[What is asked] Can you reproduce word for word every line from the one with "30, 496, 68]" to the one with "176, 528, 195]", including both?
====================
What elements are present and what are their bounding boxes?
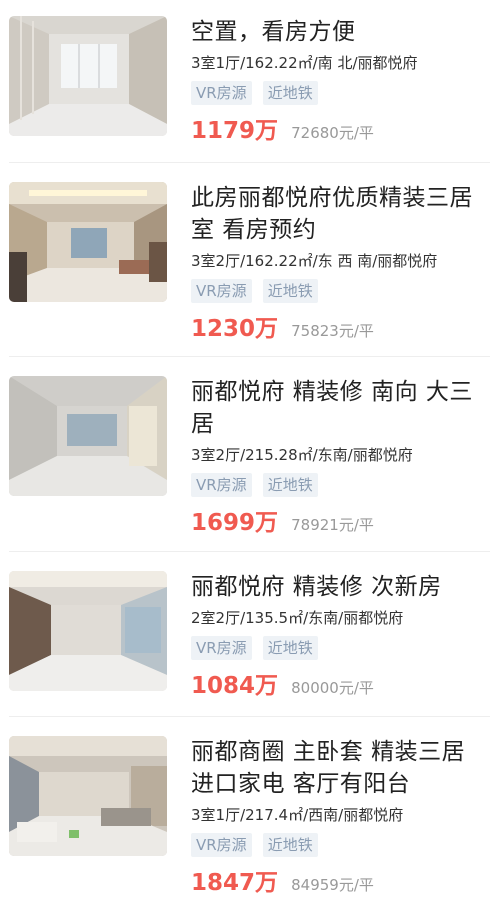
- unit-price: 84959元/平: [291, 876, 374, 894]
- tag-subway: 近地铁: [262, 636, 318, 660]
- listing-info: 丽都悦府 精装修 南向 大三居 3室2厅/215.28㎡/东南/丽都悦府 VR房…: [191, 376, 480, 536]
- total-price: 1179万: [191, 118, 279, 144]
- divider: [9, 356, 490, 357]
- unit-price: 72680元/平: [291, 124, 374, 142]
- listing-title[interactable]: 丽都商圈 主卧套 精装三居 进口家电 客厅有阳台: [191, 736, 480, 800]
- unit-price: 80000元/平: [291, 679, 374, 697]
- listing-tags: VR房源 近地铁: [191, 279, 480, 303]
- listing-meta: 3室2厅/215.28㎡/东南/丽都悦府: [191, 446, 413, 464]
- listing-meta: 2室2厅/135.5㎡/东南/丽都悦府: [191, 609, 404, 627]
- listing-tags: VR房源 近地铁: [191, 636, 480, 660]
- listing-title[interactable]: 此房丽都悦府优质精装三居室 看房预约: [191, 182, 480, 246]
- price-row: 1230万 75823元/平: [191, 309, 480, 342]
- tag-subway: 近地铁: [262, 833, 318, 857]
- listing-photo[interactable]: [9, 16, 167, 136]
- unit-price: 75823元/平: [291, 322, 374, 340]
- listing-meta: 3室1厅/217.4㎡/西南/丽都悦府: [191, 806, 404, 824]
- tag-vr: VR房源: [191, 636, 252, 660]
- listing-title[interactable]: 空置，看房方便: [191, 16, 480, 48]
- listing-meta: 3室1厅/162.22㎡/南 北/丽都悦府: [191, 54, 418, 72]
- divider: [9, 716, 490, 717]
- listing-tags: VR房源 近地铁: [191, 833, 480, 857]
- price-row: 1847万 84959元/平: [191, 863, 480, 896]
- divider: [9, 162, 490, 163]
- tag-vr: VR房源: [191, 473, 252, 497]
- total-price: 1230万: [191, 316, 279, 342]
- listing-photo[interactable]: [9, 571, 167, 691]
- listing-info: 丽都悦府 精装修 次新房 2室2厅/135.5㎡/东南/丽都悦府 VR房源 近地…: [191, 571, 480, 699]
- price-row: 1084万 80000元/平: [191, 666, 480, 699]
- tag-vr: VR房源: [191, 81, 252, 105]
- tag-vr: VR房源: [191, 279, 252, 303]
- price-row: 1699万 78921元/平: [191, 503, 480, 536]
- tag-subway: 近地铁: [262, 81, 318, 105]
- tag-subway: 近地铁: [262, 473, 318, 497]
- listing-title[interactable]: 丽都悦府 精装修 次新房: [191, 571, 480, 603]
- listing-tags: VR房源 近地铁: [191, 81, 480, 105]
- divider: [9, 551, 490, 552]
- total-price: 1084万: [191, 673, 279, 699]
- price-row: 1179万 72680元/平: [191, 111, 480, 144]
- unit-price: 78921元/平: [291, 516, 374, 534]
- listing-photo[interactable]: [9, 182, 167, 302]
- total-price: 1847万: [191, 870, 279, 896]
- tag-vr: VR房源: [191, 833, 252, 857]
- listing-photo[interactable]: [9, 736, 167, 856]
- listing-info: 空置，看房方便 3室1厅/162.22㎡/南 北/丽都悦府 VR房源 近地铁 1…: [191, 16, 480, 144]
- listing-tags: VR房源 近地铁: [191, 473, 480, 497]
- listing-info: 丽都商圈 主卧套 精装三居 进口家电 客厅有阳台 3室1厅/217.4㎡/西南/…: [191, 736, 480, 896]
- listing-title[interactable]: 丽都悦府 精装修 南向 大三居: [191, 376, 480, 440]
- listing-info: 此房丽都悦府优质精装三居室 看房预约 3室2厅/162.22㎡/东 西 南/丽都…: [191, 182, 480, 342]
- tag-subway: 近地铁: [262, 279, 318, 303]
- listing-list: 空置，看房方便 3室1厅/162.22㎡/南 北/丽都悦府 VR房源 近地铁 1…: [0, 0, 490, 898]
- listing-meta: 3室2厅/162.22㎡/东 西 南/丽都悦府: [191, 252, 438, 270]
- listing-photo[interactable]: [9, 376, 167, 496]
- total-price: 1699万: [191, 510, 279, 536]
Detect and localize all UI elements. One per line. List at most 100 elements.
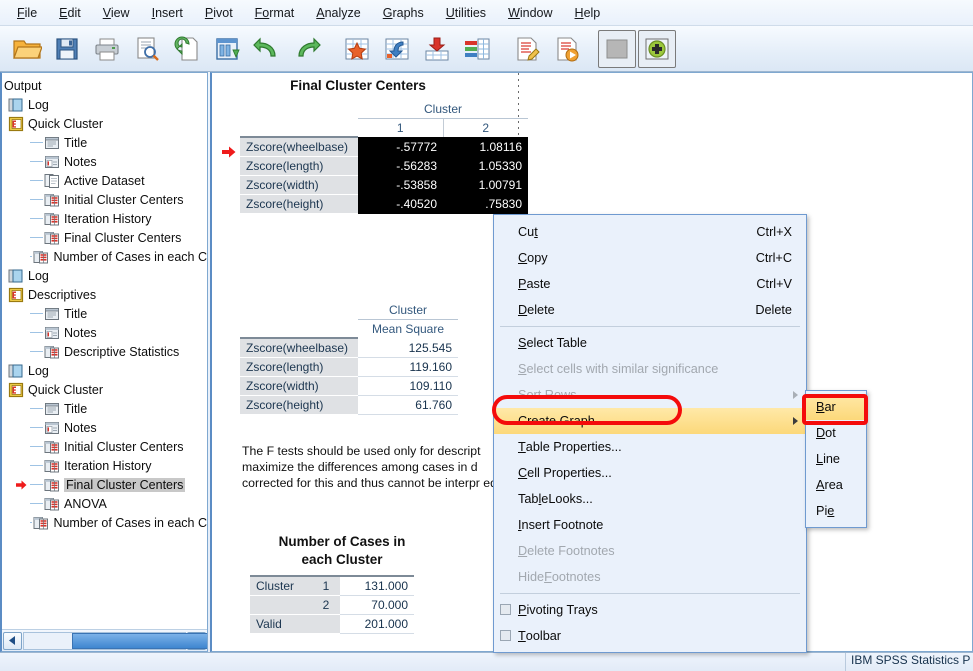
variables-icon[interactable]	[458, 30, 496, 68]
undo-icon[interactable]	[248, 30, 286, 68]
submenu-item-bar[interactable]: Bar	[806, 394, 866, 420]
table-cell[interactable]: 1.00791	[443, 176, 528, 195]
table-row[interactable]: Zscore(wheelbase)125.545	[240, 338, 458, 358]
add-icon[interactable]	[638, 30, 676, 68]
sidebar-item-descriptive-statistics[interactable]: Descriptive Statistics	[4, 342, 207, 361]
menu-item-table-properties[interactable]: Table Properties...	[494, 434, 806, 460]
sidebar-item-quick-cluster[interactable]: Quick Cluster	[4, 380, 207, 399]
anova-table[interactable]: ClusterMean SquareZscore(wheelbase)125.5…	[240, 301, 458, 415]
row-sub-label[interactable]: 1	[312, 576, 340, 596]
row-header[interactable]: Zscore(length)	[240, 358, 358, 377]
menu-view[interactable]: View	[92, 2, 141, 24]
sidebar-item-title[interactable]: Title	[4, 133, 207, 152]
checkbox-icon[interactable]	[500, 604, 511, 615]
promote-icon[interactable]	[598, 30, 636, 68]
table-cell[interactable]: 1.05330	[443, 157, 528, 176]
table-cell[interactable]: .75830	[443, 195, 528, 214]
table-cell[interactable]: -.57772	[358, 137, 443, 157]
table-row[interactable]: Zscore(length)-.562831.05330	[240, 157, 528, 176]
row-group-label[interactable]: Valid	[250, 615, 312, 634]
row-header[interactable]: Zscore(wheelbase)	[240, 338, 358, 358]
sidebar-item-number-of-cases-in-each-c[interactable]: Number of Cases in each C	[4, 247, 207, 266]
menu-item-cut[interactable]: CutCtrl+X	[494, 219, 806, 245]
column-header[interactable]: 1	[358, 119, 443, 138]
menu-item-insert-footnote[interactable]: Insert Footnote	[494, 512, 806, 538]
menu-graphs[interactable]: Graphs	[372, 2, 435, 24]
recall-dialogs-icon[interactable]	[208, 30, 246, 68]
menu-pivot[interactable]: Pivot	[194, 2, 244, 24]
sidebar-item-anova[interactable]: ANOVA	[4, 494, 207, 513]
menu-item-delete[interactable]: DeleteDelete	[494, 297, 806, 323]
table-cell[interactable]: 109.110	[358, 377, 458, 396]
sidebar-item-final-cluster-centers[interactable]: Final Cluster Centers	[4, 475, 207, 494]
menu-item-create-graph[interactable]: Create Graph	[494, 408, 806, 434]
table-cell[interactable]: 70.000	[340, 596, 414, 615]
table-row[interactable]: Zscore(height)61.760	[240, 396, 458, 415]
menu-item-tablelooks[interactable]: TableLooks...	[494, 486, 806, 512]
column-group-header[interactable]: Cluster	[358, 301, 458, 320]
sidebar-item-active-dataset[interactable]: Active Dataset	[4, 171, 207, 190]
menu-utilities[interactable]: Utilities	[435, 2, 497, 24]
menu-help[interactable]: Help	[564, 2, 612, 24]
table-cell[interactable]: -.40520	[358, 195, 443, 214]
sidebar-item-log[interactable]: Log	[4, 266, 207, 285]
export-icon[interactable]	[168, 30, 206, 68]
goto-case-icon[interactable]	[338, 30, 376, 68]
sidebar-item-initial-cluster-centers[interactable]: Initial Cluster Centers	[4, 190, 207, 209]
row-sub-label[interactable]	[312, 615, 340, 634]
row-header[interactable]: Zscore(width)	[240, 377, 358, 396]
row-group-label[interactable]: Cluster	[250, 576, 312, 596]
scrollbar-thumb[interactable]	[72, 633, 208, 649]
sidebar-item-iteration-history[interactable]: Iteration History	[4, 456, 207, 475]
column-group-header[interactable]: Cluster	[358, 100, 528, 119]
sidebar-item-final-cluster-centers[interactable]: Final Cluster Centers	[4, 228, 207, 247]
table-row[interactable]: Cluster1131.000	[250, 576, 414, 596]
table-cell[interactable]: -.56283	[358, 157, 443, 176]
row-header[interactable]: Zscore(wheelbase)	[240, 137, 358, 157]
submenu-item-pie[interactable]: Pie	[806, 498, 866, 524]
====================
[Answer]
variables-icon[interactable]	[458, 30, 496, 68]
undo-icon[interactable]	[248, 30, 286, 68]
submenu-item-bar[interactable]: Bar	[806, 394, 866, 420]
table-cell[interactable]: 1.00791	[443, 176, 528, 195]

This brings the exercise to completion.